YOUR INSTRUCTIONS:
Transcribe all the records with complete accuracy.

INPUT MATERIAL:
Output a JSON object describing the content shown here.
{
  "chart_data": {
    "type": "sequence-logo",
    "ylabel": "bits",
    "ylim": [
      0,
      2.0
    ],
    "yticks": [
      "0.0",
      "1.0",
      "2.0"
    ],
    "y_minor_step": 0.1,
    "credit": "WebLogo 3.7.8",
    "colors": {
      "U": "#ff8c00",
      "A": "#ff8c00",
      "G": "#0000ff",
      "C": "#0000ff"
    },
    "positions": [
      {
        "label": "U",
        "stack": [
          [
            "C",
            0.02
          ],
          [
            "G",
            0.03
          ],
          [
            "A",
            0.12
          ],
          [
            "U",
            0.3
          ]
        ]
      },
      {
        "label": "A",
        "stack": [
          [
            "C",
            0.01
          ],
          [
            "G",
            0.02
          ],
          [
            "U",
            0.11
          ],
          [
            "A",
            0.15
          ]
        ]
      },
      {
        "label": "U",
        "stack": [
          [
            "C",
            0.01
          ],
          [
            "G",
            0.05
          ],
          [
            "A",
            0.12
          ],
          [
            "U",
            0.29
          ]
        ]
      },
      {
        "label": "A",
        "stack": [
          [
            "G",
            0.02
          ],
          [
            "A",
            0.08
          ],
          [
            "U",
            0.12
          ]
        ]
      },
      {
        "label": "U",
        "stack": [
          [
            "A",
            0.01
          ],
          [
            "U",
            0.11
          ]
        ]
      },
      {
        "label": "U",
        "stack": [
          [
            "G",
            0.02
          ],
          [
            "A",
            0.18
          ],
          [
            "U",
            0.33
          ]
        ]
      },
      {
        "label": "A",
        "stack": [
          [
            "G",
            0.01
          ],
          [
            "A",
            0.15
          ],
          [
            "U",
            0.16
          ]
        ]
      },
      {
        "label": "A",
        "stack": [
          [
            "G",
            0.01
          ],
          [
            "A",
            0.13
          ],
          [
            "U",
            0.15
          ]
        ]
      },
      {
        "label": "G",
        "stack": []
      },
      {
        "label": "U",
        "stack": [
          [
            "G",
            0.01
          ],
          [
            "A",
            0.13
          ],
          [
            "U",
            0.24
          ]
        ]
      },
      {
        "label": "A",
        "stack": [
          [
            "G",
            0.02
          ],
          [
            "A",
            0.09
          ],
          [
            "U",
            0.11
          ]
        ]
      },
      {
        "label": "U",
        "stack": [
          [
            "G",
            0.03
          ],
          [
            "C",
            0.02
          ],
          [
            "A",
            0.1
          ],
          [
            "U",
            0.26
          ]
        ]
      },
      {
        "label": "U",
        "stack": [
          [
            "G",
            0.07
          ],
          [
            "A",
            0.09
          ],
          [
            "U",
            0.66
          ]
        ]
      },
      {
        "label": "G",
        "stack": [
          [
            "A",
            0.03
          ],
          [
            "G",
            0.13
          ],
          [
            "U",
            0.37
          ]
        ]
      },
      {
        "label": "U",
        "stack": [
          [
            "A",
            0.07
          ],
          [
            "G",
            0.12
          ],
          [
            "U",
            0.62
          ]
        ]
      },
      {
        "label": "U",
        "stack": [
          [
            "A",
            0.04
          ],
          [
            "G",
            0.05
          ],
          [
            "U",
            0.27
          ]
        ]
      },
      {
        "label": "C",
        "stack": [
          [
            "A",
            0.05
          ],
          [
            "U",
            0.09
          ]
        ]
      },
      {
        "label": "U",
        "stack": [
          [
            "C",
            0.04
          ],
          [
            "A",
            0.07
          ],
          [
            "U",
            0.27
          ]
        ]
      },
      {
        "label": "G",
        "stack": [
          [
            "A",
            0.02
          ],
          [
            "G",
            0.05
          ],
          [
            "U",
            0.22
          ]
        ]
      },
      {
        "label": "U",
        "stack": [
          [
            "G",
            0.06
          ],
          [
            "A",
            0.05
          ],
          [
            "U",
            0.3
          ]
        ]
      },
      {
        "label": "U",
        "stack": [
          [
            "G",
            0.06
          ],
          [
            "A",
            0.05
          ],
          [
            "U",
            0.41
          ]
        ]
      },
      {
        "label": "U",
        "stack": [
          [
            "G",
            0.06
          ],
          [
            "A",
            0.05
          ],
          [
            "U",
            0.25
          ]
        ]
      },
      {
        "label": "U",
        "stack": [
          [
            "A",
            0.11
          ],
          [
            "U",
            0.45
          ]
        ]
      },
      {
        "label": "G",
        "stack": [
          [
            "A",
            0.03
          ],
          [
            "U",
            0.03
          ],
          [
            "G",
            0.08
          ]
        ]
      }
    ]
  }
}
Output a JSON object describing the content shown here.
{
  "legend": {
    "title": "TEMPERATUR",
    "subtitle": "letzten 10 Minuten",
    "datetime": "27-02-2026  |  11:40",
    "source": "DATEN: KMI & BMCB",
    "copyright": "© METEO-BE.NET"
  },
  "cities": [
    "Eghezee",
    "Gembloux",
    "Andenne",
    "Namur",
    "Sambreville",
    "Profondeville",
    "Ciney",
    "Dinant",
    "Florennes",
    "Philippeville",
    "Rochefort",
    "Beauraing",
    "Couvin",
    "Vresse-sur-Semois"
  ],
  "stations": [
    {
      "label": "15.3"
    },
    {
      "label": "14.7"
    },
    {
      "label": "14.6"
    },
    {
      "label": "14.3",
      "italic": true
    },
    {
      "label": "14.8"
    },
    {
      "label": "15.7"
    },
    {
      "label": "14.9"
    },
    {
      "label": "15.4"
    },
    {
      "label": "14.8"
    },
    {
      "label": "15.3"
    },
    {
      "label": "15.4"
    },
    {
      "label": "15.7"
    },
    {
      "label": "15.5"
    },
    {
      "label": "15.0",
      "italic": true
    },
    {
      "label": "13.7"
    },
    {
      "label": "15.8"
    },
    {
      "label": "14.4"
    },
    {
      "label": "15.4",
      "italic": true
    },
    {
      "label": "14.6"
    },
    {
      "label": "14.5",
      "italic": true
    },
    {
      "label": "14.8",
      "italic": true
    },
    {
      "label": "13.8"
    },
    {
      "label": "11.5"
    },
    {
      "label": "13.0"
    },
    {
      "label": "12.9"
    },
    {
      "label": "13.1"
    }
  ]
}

OUTPUT FOR THIS TASK:
Output a JSON object describing the content shown here.
{
  "chart_data": {
    "type": "sequence-logo",
    "ylabel": "bits",
    "ylim": [
      0,
      2.0
    ],
    "yticks": [
      "0.0",
      "1.0",
      "2.0"
    ],
    "y_minor_step": 0.1,
    "credit": "WebLogo 3.7.8",
    "colors": {
      "U": "#ff8c00",
      "A": "#ff8c00",
      "G": "#0000ff",
      "C": "#0000ff"
    },
    "positions": [
      {
        "label": "U",
        "stack": [
          [
            "C",
            0.02
          ],
          [
            "G",
            0.03
          ],
          [
            "A",
            0.12
          ],
          [
            "U",
            0.3
          ]
        ]
      },
      {
        "label": "A",
        "stack": [
          [
            "C",
            0.01
          ],
          [
            "G",
            0.02
          ],
          [
            "U",
            0.11
          ],
          [
            "A",
            0.15
          ]
        ]
      },
      {
        "label": "U",
        "stack": [
          [
            "C",
            0.01
          ],
          [
            "G",
            0.05
          ],
          [
            "A",
            0.12
          ],
          [
            "U",
            0.29
          ]
        ]
      },
      {
        "label": "A",
        "stack": [
          [
            "G",
            0.02
          ],
          [
            "A",
            0.08
          ],
          [
            "U",
            0.12
          ]
        ]
      },
      {
        "label": "U",
        "stack": [
          [
            "A",
            0.01
          ],
          [
            "U",
            0.11
          ]
        ]
      },
      {
        "label": "U",
        "stack": [
          [
            "G",
            0.02
          ],
          [
            "A",
            0.18
          ],
          [
            "U",
            0.33
          ]
        ]
      },
      {
        "label": "A",
        "stack": [
          [
            "G",
            0.01
          ],
          [
            "A",
            0.15
          ],
          [
            "U",
            0.16
          ]
        ]
      },
      {
        "label": "A",
        "stack": [
          [
            "G",
            0.01
          ],
          [
            "A",
            0.13
          ],
          [
            "U",
            0.15
          ]
        ]
      },
      {
        "label": "G",
        "stack": []
      },
      {
        "label": "U",
        "stack": [
          [
            "G",
            0.01
          ],
          [
            "A",
            0.13
          ],
          [
            "U",
            0.24
          ]
        ]
      },
      {
        "label": "A",
        "stack": [
          [
            "G",
            0.02
          ],
          [
            "A",
            0.09
          ],
          [
            "U",
            0.11
          ]
        ]
      },
      {
        "label": "U",
        "stack": [
          [
            "G",
            0.03
          ],
          [
            "C",
            0.02
          ],
          [
            "A",
            0.1
          ],
          [
            "U",
            0.26
          ]
        ]
      },
      {
        "label": "U",
        "stack": [
          [
            "G",
            0.07
          ],
          [
            "A",
            0.09
          ],
          [
            "U",
            0.66
          ]
        ]
      },
      {
        "label": "G",
        "stack": [
          [
            "A",
            0.03
          ],
          [
            "G",
            0.13
          ],
          [
            "U",
            0.37
          ]
        ]
      },
      {
        "label": "U",
        "stack": [
          [
            "A",
            0.07
          ],
          [
            "G",
            0.12
          ],
          [
            "U",
            0.62
          ]
        ]
      },
      {
        "label": "U",
        "stack": [
          [
            "A",
            0.04
          ],
          [
            "G",
            0.05
          ],
          [
            "U",
            0.27
          ]
        ]
      },
      {
        "label": "C",
        "stack": [
          [
            "A",
            0.05
          ],
          [
            "U",
            0.09
          ]
        ]
      },
      {
        "label": "U",
        "stack": [
          [
            "C",
            0.04
          ],
          [
            "A",
            0.07
          ],
          [
            "U",
            0.27
          ]
        ]
      },
      {
        "label": "G",
        "stack": [
          [
            "A",
            0.02
          ],
          [
            "G",
            0.05
          ],
          [
            "U",
            0.22
          ]
        ]
      },
      {
        "label": "U",
        "stack": [
          [
            "G",
            0.06
          ],
          [
            "A",
            0.05
          ],
          [
            "U",
            0.3
          ]
        ]
      },
      {
        "label": "U",
        "stack": [
          [
            "G",
            0.06
          ],
          [
            "A",
            0.05
          ],
          [
            "U",
            0.41
          ]
        ]
      },
      {
        "label": "U",
        "stack": [
          [
            "G",
            0.06
          ],
          [
            "A",
            0.05
          ],
          [
            "U",
            0.25
          ]
        ]
      },
      {
        "label": "U",
        "stack": [
          [
            "A",
            0.11
          ],
          [
            "U",
            0.45
          ]
        ]
      },
      {
        "label": "G",
        "stack": [
          [
            "A",
            0.03
          ],
          [
            "U",
            0.03
          ],
          [
            "G",
            0.08
          ]
        ]
      }
    ]
  }
}
Output a JSON object describing the content shown here.
{
  "legend": {
    "title": "TEMPERATUR",
    "subtitle": "letzten 10 Minuten",
    "datetime": "27-02-2026  |  11:40",
    "source": "DATEN: KMI & BMCB",
    "copyright": "© METEO-BE.NET"
  },
  "cities": [
    "Eghezee",
    "Gembloux",
    "Andenne",
    "Namur",
    "Sambreville",
    "Profondeville",
    "Ciney",
    "Dinant",
    "Florennes",
    "Philippeville",
    "Rochefort",
    "Beauraing",
    "Couvin",
    "Vresse-sur-Semois"
  ],
  "stations": [
    {
      "label": "15.3"
    },
    {
      "label": "14.7"
    },
    {
      "label": "14.6"
    },
    {
      "label": "14.3",
      "italic": true
    },
    {
      "label": "14.8"
    },
    {
      "label": "15.7"
    },
    {
      "label": "14.9"
    },
    {
      "label": "15.4"
    },
    {
      "label": "14.8"
    },
    {
      "label": "15.3"
    },
    {
      "label": "15.4"
    },
    {
      "label": "15.7"
    },
    {
      "label": "15.5"
    },
    {
      "label": "15.0",
      "italic": true
    },
    {
      "label": "13.7"
    },
    {
      "label": "15.8"
    },
    {
      "label": "14.4"
    },
    {
      "label": "15.4",
      "italic": true
    },
    {
      "label": "14.6"
    },
    {
      "label": "14.5",
      "italic": true
    },
    {
      "label": "14.8",
      "italic": true
    },
    {
      "label": "13.8"
    },
    {
      "label": "11.5"
    },
    {
      "label": "13.0"
    },
    {
      "label": "12.9"
    },
    {
      "label": "13.1"
    }
  ]
}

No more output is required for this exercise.